• [Written instruction]: The entire listing is to be repeated verbatim.

• [Exercise input]:
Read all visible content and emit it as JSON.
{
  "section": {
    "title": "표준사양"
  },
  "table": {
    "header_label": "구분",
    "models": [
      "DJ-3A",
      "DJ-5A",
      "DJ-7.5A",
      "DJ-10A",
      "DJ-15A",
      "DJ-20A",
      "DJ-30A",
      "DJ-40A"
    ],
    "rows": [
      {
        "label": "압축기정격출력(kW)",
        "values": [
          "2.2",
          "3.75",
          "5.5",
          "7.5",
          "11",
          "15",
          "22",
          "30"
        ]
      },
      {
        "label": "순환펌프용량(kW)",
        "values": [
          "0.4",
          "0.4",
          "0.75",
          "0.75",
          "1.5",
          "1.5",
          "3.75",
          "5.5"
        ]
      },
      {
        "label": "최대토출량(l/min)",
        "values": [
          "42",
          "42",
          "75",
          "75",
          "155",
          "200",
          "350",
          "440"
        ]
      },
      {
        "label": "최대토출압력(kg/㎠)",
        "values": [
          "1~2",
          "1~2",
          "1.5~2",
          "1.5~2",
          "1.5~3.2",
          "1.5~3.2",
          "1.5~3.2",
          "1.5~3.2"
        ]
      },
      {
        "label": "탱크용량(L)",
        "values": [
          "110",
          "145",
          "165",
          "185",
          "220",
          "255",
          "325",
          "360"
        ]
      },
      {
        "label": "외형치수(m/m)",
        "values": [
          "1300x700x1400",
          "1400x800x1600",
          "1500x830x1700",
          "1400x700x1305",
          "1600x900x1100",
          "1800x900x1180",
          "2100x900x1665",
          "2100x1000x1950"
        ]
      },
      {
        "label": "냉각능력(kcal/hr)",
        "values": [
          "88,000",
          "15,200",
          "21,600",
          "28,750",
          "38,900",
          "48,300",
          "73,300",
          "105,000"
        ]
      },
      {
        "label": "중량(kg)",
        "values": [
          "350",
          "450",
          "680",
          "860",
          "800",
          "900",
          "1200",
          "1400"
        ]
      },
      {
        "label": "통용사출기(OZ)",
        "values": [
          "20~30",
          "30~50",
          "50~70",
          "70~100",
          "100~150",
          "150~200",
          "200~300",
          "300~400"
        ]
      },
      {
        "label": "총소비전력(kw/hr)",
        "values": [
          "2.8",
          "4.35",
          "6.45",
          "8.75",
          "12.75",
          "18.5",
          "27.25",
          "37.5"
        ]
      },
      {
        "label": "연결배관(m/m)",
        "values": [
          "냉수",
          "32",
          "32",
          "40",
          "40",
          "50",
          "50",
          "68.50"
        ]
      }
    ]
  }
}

• [Result for this exercise]:
Read all visible content and emit it as JSON.
{
  "section": {
    "title": "표준사양"
  },
  "table": {
    "header_label": "구분",
    "models": [
      "DJ-3A",
      "DJ-5A",
      "DJ-7.5A",
      "DJ-10A",
      "DJ-15A",
      "DJ-20A",
      "DJ-30A",
      "DJ-40A"
    ],
    "rows": [
      {
        "label": "압축기정격출력(kW)",
        "values": [
          "2.2",
          "3.75",
          "5.5",
          "7.5",
          "11",
          "15",
          "22",
          "30"
        ]
      },
      {
        "label": "순환펌프용량(kW)",
        "values": [
          "0.4",
          "0.4",
          "0.75",
          "0.75",
          "1.5",
          "1.5",
          "3.75",
          "5.5"
        ]
      },
      {
        "label": "최대토출량(l/min)",
        "values": [
          "42",
          "42",
          "75",
          "75",
          "155",
          "200",
          "350",
          "440"
        ]
      },
      {
        "label": "최대토출압력(kg/㎠)",
        "values": [
          "1~2",
          "1~2",
          "1.5~2",
          "1.5~2",
          "1.5~3.2",
          "1.5~3.2",
          "1.5~3.2",
          "1.5~3.2"
        ]
      },
      {
        "label": "탱크용량(L)",
        "values": [
          "110",
          "145",
          "165",
          "185",
          "220",
          "255",
          "325",
          "360"
        ]
      },
      {
        "label": "외형치수(m/m)",
        "values": [
          "1300x700x1400",
          "1400x800x1600",
          "1500x830x1700",
          "1400x700x1305",
          "1600x900x1100",
          "1800x900x1180",
          "2100x900x1665",
          "2100x1000x1950"
        ]
      },
      {
        "label": "냉각능력(kcal/hr)",
        "values": [
          "88,000",
          "15,200",
          "21,600",
          "28,750",
          "38,900",
          "48,300",
          "73,300",
          "105,000"
        ]
      },
      {
        "label": "중량(kg)",
        "values": [
          "350",
          "450",
          "680",
          "860",
          "800",
          "900",
          "1200",
          "1400"
        ]
      },
      {
        "label": "통용사출기(OZ)",
        "values": [
          "20~30",
          "30~50",
          "50~70",
          "70~100",
          "100~150",
          "150~200",
          "200~300",
          "300~400"
        ]
      },
      {
        "label": "총소비전력(kw/hr)",
        "values": [
          "2.8",
          "4.35",
          "6.45",
          "8.75",
          "12.75",
          "18.5",
          "27.25",
          "37.5"
        ]
      },
      {
        "label": "연결배관(m/m)",
        "values": [
          "냉수",
          "32",
          "32",
          "40",
          "40",
          "50",
          "50",
          "68.50"
        ]
      }
    ]
  }
}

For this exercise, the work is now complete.